EXERCISE PROMPT:
Extract every record, keeping each one exactly as it is.

Records from a collection of figures:
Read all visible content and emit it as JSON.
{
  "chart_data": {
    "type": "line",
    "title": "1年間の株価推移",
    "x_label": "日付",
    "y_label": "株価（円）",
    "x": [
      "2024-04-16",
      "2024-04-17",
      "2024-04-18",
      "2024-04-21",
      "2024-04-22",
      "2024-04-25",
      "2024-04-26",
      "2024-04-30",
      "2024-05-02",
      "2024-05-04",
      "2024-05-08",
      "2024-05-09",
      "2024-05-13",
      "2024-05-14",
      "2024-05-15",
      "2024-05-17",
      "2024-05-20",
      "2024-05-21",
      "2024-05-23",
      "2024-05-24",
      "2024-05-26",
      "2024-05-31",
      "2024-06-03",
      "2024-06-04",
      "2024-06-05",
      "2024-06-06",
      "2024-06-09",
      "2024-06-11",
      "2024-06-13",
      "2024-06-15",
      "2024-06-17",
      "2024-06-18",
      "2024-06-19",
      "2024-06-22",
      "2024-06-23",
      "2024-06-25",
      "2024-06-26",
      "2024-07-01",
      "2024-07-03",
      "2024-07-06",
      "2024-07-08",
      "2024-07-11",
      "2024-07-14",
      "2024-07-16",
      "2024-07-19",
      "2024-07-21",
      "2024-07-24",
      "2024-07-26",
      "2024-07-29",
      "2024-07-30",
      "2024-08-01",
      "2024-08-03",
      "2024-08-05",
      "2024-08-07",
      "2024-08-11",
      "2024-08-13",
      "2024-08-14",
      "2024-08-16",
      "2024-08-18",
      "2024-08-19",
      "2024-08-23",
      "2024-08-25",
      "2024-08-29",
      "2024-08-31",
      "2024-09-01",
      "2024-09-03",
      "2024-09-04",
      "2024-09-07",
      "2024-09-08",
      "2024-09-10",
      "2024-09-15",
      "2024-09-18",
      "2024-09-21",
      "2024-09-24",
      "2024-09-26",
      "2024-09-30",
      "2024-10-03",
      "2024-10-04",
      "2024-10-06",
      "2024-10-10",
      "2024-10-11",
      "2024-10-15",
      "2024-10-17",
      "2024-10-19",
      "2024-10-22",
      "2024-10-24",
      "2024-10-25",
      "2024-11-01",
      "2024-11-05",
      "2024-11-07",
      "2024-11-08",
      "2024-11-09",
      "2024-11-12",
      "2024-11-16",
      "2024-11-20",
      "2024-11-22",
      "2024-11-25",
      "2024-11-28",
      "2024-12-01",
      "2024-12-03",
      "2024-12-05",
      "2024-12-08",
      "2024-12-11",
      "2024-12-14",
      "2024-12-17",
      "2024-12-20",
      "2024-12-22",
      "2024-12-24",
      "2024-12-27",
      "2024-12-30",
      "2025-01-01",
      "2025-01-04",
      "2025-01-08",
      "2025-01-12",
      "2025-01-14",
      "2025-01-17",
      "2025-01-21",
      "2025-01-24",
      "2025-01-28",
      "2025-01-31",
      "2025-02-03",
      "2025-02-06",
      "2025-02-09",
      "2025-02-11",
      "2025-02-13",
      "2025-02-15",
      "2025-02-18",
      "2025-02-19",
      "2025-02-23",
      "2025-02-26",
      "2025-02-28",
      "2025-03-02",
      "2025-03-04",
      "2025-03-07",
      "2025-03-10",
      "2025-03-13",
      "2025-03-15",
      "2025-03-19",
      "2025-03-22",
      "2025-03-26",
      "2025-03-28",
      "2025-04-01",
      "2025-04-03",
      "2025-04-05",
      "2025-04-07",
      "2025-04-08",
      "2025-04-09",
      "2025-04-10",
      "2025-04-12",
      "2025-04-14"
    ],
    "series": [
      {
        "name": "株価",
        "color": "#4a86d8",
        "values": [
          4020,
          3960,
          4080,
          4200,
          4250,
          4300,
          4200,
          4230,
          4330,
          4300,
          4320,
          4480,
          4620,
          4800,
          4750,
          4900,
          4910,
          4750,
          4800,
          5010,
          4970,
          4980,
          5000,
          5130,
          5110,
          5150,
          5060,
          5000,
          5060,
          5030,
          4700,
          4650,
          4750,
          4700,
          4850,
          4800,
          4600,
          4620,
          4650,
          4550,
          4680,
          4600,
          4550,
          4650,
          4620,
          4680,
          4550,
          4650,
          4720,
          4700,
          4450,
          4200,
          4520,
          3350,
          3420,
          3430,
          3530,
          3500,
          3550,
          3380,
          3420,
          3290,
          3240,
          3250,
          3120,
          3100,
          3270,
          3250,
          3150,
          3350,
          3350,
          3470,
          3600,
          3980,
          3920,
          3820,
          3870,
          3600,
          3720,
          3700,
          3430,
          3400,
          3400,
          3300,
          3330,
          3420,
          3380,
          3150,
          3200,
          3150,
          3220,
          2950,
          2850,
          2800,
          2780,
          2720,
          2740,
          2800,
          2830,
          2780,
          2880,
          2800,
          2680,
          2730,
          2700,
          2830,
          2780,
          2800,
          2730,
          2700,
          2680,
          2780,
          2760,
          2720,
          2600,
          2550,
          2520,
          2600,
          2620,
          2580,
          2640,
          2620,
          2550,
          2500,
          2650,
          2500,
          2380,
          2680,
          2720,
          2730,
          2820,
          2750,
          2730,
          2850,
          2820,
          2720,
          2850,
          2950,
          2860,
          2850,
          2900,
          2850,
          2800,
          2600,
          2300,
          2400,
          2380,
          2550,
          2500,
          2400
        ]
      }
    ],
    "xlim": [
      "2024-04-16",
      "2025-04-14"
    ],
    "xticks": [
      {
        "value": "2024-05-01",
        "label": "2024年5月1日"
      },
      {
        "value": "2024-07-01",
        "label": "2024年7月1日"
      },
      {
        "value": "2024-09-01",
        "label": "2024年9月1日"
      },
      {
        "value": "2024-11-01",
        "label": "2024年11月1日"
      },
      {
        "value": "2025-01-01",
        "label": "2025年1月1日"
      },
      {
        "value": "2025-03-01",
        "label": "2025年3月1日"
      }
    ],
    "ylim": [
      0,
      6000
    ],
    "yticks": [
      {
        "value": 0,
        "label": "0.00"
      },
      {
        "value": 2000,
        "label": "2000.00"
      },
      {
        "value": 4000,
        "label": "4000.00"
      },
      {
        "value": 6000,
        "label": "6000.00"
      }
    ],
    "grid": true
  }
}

REPLY:
Read all visible content and emit it as JSON.
{
  "chart_data": {
    "type": "line",
    "title": "1年間の株価推移",
    "x_label": "日付",
    "y_label": "株価（円）",
    "x": [
      "2024-04-16",
      "2024-04-17",
      "2024-04-18",
      "2024-04-21",
      "2024-04-22",
      "2024-04-25",
      "2024-04-26",
      "2024-04-30",
      "2024-05-02",
      "2024-05-04",
      "2024-05-08",
      "2024-05-09",
      "2024-05-13",
      "2024-05-14",
      "2024-05-15",
      "2024-05-17",
      "2024-05-20",
      "2024-05-21",
      "2024-05-23",
      "2024-05-24",
      "2024-05-26",
      "2024-05-31",
      "2024-06-03",
      "2024-06-04",
      "2024-06-05",
      "2024-06-06",
      "2024-06-09",
      "2024-06-11",
      "2024-06-13",
      "2024-06-15",
      "2024-06-17",
      "2024-06-18",
      "2024-06-19",
      "2024-06-22",
      "2024-06-23",
      "2024-06-25",
      "2024-06-26",
      "2024-07-01",
      "2024-07-03",
      "2024-07-06",
      "2024-07-08",
      "2024-07-11",
      "2024-07-14",
      "2024-07-16",
      "2024-07-19",
      "2024-07-21",
      "2024-07-24",
      "2024-07-26",
      "2024-07-29",
      "2024-07-30",
      "2024-08-01",
      "2024-08-03",
      "2024-08-05",
      "2024-08-07",
      "2024-08-11",
      "2024-08-13",
      "2024-08-14",
      "2024-08-16",
      "2024-08-18",
      "2024-08-19",
      "2024-08-23",
      "2024-08-25",
      "2024-08-29",
      "2024-08-31",
      "2024-09-01",
      "2024-09-03",
      "2024-09-04",
      "2024-09-07",
      "2024-09-08",
      "2024-09-10",
      "2024-09-15",
      "2024-09-18",
      "2024-09-21",
      "2024-09-24",
      "2024-09-26",
      "2024-09-30",
      "2024-10-03",
      "2024-10-04",
      "2024-10-06",
      "2024-10-10",
      "2024-10-11",
      "2024-10-15",
      "2024-10-17",
      "2024-10-19",
      "2024-10-22",
      "2024-10-24",
      "2024-10-25",
      "2024-11-01",
      "2024-11-05",
      "2024-11-07",
      "2024-11-08",
      "2024-11-09",
      "2024-11-12",
      "2024-11-16",
      "2024-11-20",
      "2024-11-22",
      "2024-11-25",
      "2024-11-28",
      "2024-12-01",
      "2024-12-03",
      "2024-12-05",
      "2024-12-08",
      "2024-12-11",
      "2024-12-14",
      "2024-12-17",
      "2024-12-20",
      "2024-12-22",
      "2024-12-24",
      "2024-12-27",
      "2024-12-30",
      "2025-01-01",
      "2025-01-04",
      "2025-01-08",
      "2025-01-12",
      "2025-01-14",
      "2025-01-17",
      "2025-01-21",
      "2025-01-24",
      "2025-01-28",
      "2025-01-31",
      "2025-02-03",
      "2025-02-06",
      "2025-02-09",
      "2025-02-11",
      "2025-02-13",
      "2025-02-15",
      "2025-02-18",
      "2025-02-19",
      "2025-02-23",
      "2025-02-26",
      "2025-02-28",
      "2025-03-02",
      "2025-03-04",
      "2025-03-07",
      "2025-03-10",
      "2025-03-13",
      "2025-03-15",
      "2025-03-19",
      "2025-03-22",
      "2025-03-26",
      "2025-03-28",
      "2025-04-01",
      "2025-04-03",
      "2025-04-05",
      "2025-04-07",
      "2025-04-08",
      "2025-04-09",
      "2025-04-10",
      "2025-04-12",
      "2025-04-14"
    ],
    "series": [
      {
        "name": "株価",
        "color": "#4a86d8",
        "values": [
          4020,
          3960,
          4080,
          4200,
          4250,
          4300,
          4200,
          4230,
          4330,
          4300,
          4320,
          4480,
          4620,
          4800,
          4750,
          4900,
          4910,
          4750,
          4800,
          5010,
          4970,
          4980,
          5000,
          5130,
          5110,
          5150,
          5060,
          5000,
          5060,
          5030,
          4700,
          4650,
          4750,
          4700,
          4850,
          4800,
          4600,
          4620,
          4650,
          4550,
          4680,
          4600,
          4550,
          4650,
          4620,
          4680,
          4550,
          4650,
          4720,
          4700,
          4450,
          4200,
          4520,
          3350,
          3420,
          3430,
          3530,
          3500,
          3550,
          3380,
          3420,
          3290,
          3240,
          3250,
          3120,
          3100,
          3270,
          3250,
          3150,
          3350,
          3350,
          3470,
          3600,
          3980,
          3920,
          3820,
          3870,
          3600,
          3720,
          3700,
          3430,
          3400,
          3400,
          3300,
          3330,
          3420,
          3380,
          3150,
          3200,
          3150,
          3220,
          2950,
          2850,
          2800,
          2780,
          2720,
          2740,
          2800,
          2830,
          2780,
          2880,
          2800,
          2680,
          2730,
          2700,
          2830,
          2780,
          2800,
          2730,
          2700,
          2680,
          2780,
          2760,
          2720,
          2600,
          2550,
          2520,
          2600,
          2620,
          2580,
          2640,
          2620,
          2550,
          2500,
          2650,
          2500,
          2380,
          2680,
          2720,
          2730,
          2820,
          2750,
          2730,
          2850,
          2820,
          2720,
          2850,
          2950,
          2860,
          2850,
          2900,
          2850,
          2800,
          2600,
          2300,
          2400,
          2380,
          2550,
          2500,
          2400
        ]
      }
    ],
    "xlim": [
      "2024-04-16",
      "2025-04-14"
    ],
    "xticks": [
      {
        "value": "2024-05-01",
        "label": "2024年5月1日"
      },
      {
        "value": "2024-07-01",
        "label": "2024年7月1日"
      },
      {
        "value": "2024-09-01",
        "label": "2024年9月1日"
      },
      {
        "value": "2024-11-01",
        "label": "2024年11月1日"
      },
      {
        "value": "2025-01-01",
        "label": "2025年1月1日"
      },
      {
        "value": "2025-03-01",
        "label": "2025年3月1日"
      }
    ],
    "ylim": [
      0,
      6000
    ],
    "yticks": [
      {
        "value": 0,
        "label": "0.00"
      },
      {
        "value": 2000,
        "label": "2000.00"
      },
      {
        "value": 4000,
        "label": "4000.00"
      },
      {
        "value": 6000,
        "label": "6000.00"
      }
    ],
    "grid": true
  }
}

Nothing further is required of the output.